#### WHAT YOU NEED TO DO
Only a number is expected: how many lines in the data below contain the word "document".

#### Data records
________

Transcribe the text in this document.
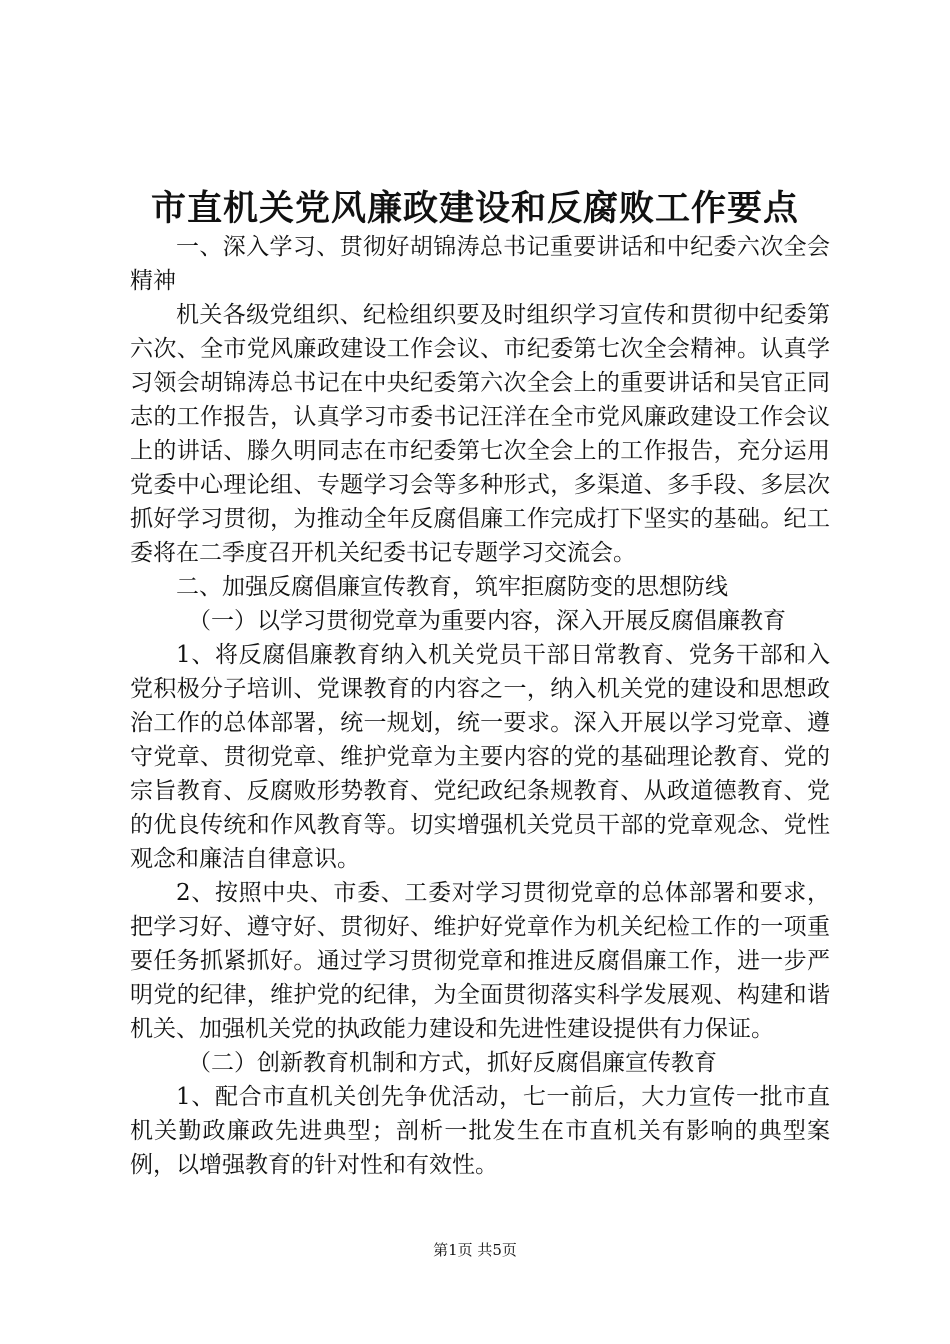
市直机关党风廉政建设和反腐败工作要点

一、深入学习、贯彻好胡锦涛总书记重要讲话和中纪委六次全会精神

机关各级党组织、纪检组织要及时组织学习宣传和贯彻中纪委第六次、全市党风廉政建设工作会议、市纪委第七次全会精神。认真学习领会胡锦涛总书记在中央纪委第六次全会上的重要讲话和吴官正同志的工作报告，认真学习市委书记汪洋在全市党风廉政建设工作会议上的讲话、滕久明同志在市纪委第七次全会上的工作报告，充分运用党委中心理论组、专题学习会等多种形式，多渠道、多手段、多层次抓好学习贯彻，为推动全年反腐倡廉工作完成打下坚实的基础。纪工委将在二季度召开机关纪委书记专题学习交流会。

二、加强反腐倡廉宣传教育，筑牢拒腐防变的思想防线

（一）以学习贯彻党章为重要内容，深入开展反腐倡廉教育

1、将反腐倡廉教育纳入机关党员干部日常教育、党务干部和入党积极分子培训、党课教育的内容之一，纳入机关党的建设和思想政治工作的总体部署，统一规划，统一要求。深入开展以学习党章、遵守党章、贯彻党章、维护党章为主要内容的党的基础理论教育、党的宗旨教育、反腐败形势教育、党纪政纪条规教育、从政道德教育、党的优良传统和作风教育等。切实增强机关党员干部的党章观念、党性观念和廉洁自律意识。

2、按照中央、市委、工委对学习贯彻党章的总体部署和要求，把学习好、遵守好、贯彻好、维护好党章作为机关纪检工作的一项重要任务抓紧抓好。通过学习贯彻党章和推进反腐倡廉工作，进一步严明党的纪律，维护党的纪律，为全面贯彻落实科学发展观、构建和谐机关、加强机关党的执政能力建设和先进性建设提供有力保证。

（二）创新教育机制和方式，抓好反腐倡廉宣传教育

1、配合市直机关创先争优活动，七一前后，大力宣传一批市直机关勤政廉政先进典型；剖析一批发生在市直机关有影响的典型案例，以增强教育的针对性和有效性。

第1页 共5页
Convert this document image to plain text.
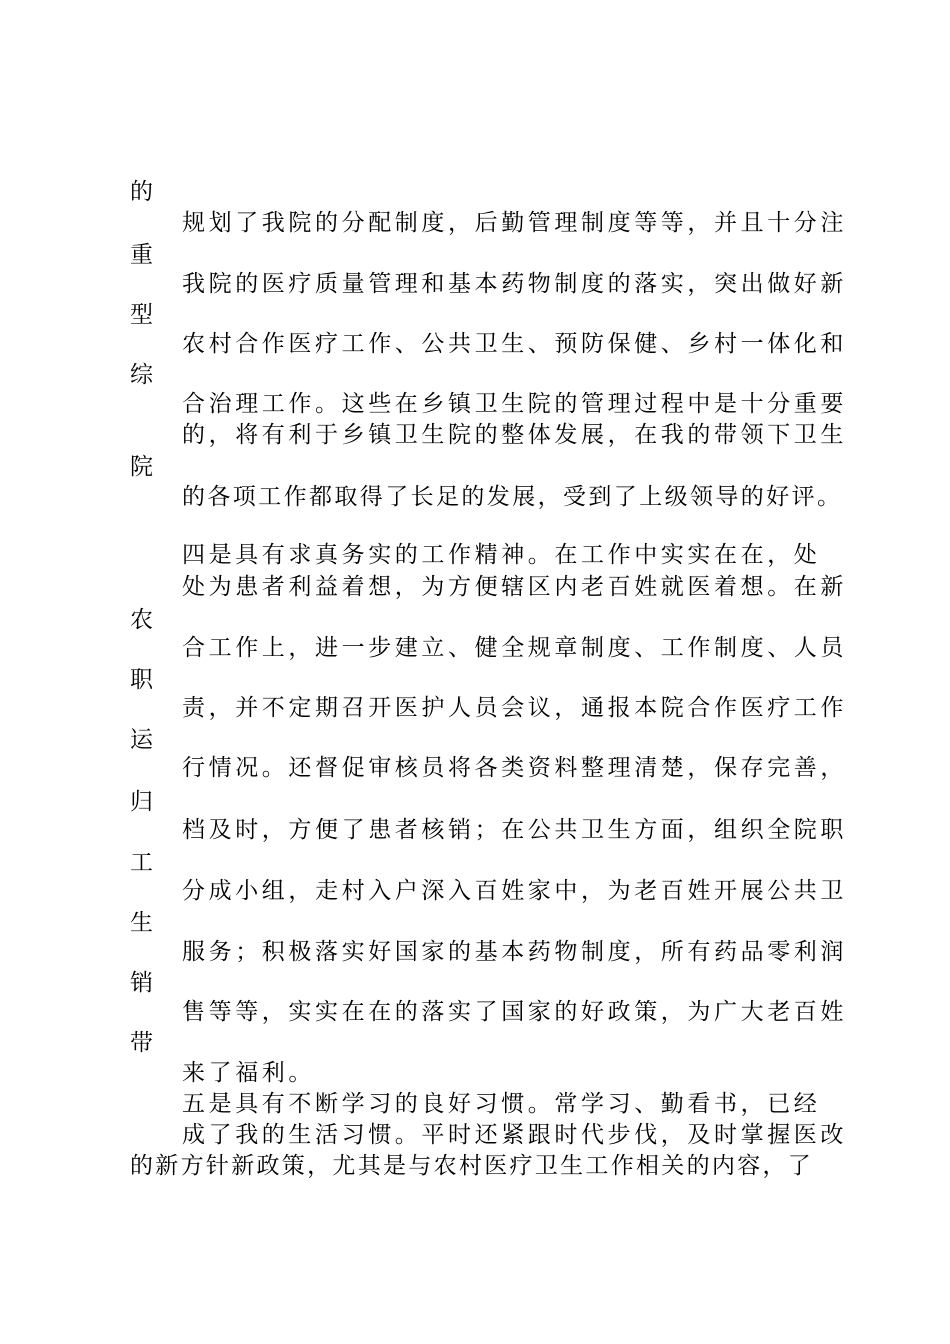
的
重
型
综
院
农
职
运
归
工
生
销
带
规划了我院的分配制度，后勤管理制度等等，并且十分注
我院的医疗质量管理和基本药物制度的落实，突出做好新
农村合作医疗工作、公共卫生、预防保健、乡村一体化和
合治理工作。这些在乡镇卫生院的管理过程中是十分重要
的，将有利于乡镇卫生院的整体发展，在我的带领下卫生
的各项工作都取得了长足的发展，受到了上级领导的好评。
四是具有求真务实的工作精神。在工作中实实在在，处
处为患者利益着想，为方便辖区内老百姓就医着想。在新
合工作上，进一步建立、健全规章制度、工作制度、人员
责，并不定期召开医护人员会议，通报本院合作医疗工作
行情况。还督促审核员将各类资料整理清楚，保存完善，
档及时，方便了患者核销；在公共卫生方面，组织全院职
分成小组，走村入户深入百姓家中，为老百姓开展公共卫
服务；积极落实好国家的基本药物制度，所有药品零利润
售等等，实实在在的落实了国家的好政策，为广大老百姓
来了福利。
五是具有不断学习的良好习惯。常学习、勤看书，已经
成了我的生活习惯。平时还紧跟时代步伐，及时掌握医改
的新方针新政策，尤其是与农村医疗卫生工作相关的内容，了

________

#### RESULT
2